Written task -
In the records that follow, show each line where the word "Usos" is present.

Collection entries
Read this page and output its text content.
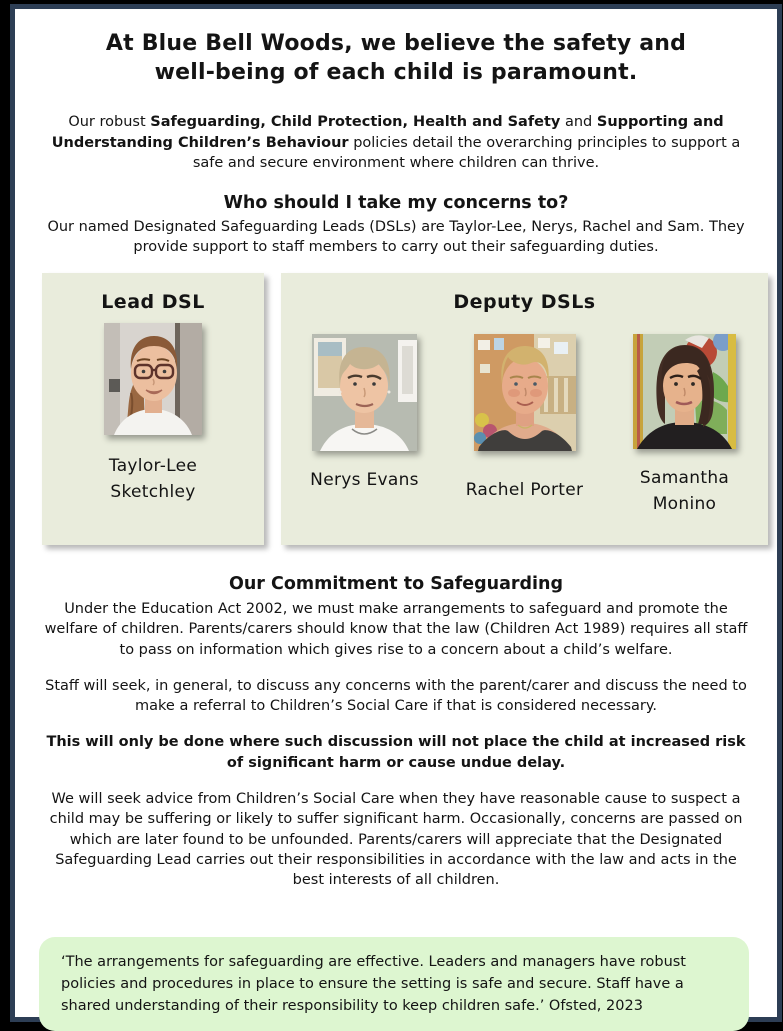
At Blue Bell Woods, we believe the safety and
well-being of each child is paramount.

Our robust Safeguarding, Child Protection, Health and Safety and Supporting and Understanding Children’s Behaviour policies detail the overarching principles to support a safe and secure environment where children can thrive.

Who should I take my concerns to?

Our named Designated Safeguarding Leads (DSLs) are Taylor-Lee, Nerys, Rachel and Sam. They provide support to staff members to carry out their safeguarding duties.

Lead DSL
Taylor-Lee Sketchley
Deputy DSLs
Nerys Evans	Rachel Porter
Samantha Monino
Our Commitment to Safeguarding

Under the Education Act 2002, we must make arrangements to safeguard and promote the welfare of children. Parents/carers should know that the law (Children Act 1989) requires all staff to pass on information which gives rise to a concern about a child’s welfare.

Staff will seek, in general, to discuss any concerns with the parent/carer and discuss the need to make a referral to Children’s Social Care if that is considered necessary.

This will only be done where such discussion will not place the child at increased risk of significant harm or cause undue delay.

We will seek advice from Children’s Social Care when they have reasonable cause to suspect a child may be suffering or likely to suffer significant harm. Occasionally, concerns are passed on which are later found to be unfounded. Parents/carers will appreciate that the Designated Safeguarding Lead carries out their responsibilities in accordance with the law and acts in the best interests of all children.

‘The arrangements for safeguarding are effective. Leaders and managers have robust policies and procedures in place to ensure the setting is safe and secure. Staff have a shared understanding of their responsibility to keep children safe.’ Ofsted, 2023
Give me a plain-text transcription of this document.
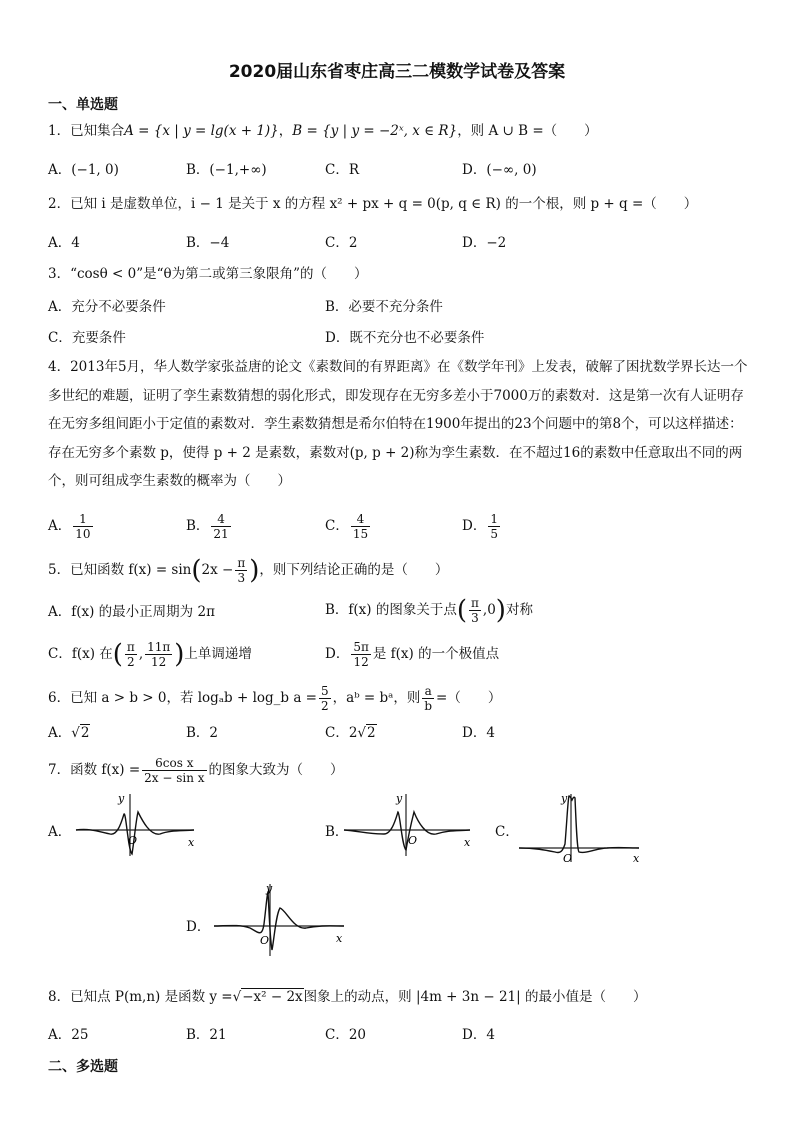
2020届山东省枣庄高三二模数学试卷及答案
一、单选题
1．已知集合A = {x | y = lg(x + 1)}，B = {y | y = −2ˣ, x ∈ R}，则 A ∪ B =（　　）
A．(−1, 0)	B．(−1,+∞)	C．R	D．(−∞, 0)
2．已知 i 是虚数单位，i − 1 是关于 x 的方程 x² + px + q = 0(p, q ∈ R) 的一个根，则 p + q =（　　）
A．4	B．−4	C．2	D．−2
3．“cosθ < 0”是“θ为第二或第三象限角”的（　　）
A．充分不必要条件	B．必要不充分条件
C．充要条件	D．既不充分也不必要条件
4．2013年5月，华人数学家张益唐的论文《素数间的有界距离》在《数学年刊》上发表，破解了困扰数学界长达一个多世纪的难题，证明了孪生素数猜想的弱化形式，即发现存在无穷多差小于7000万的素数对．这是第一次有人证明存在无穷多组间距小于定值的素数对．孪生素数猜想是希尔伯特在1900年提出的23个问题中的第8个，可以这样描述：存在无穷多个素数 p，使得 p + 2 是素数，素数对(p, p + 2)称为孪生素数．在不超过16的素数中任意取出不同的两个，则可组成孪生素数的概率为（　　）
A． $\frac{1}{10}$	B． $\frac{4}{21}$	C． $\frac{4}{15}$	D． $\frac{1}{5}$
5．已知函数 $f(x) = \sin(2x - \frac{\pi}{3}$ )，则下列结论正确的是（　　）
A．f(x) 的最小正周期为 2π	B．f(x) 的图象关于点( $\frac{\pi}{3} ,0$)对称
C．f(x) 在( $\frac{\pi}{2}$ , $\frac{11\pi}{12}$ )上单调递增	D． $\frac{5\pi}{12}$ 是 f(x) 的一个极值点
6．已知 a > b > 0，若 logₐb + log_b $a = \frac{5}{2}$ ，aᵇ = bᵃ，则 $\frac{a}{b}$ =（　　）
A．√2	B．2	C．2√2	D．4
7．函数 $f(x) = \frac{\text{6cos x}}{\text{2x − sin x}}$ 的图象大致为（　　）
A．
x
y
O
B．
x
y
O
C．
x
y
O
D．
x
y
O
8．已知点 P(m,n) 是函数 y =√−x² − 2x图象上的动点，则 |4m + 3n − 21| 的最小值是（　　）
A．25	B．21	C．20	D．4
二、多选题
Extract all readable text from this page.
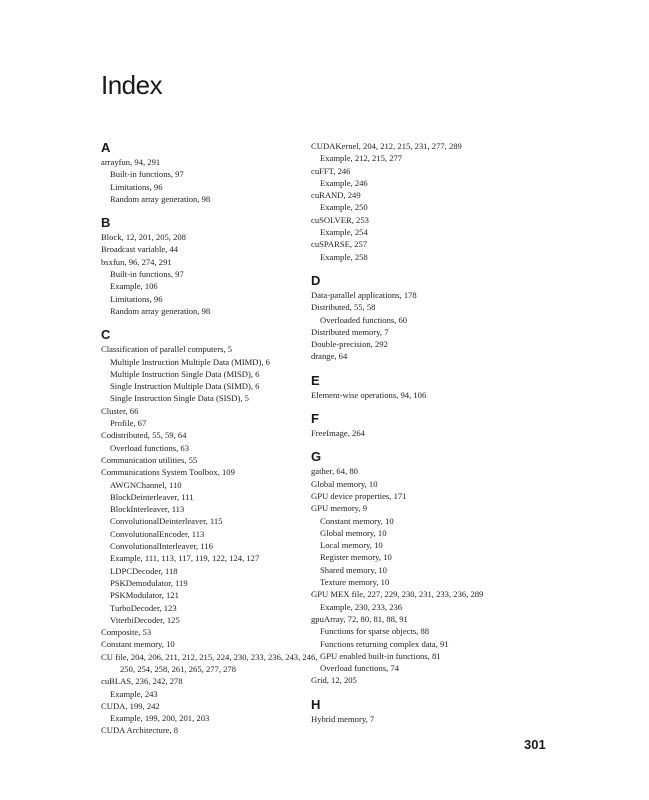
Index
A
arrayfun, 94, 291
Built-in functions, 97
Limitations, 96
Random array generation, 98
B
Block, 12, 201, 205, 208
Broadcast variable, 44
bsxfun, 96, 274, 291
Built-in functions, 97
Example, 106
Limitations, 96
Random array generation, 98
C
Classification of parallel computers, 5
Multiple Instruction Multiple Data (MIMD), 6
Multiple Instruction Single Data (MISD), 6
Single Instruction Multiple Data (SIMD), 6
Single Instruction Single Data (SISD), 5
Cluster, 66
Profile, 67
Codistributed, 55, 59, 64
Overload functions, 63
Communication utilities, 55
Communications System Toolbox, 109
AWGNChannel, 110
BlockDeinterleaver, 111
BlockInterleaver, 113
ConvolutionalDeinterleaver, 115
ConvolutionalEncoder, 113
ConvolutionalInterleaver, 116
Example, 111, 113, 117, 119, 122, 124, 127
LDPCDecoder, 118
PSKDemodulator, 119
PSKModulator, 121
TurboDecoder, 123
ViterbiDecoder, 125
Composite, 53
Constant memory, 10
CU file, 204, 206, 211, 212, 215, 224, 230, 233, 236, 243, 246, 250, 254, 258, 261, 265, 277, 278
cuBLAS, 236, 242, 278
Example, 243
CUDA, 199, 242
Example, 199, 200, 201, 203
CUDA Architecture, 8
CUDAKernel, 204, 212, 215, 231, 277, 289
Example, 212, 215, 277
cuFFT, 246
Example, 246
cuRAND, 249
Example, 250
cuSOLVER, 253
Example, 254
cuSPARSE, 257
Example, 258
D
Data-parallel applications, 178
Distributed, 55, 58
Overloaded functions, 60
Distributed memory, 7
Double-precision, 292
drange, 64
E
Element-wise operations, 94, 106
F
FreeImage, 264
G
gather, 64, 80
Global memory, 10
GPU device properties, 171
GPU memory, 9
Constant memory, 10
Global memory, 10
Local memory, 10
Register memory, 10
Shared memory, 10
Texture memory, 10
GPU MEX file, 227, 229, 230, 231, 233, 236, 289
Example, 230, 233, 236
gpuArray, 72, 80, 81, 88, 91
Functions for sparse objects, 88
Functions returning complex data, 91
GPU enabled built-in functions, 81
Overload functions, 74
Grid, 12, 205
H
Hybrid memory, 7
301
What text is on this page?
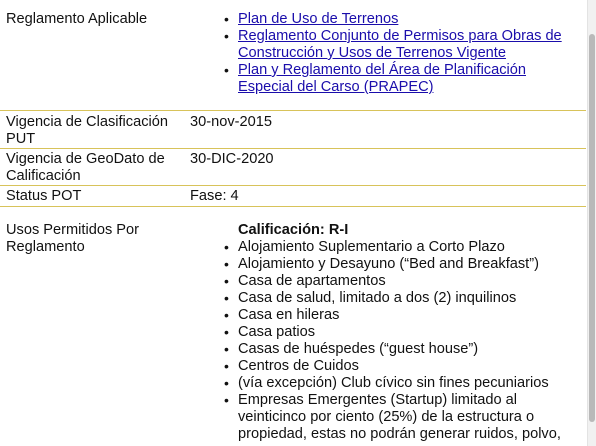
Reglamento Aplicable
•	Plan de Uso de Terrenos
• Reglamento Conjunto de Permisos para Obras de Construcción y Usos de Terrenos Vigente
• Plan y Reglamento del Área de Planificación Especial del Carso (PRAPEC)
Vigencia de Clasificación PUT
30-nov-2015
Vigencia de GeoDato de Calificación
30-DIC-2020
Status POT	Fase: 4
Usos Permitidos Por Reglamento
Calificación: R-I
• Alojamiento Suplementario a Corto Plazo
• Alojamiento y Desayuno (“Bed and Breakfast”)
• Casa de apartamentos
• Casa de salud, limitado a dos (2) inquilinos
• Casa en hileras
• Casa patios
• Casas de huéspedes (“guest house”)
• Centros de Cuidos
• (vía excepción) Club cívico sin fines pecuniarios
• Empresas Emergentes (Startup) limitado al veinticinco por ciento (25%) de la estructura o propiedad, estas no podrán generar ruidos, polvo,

Exercise result -
• Reglamento Conjunto de Permisos para Obras de Construcción y Usos de Terrenos Vigente
Usos Permitidos Por Reglamento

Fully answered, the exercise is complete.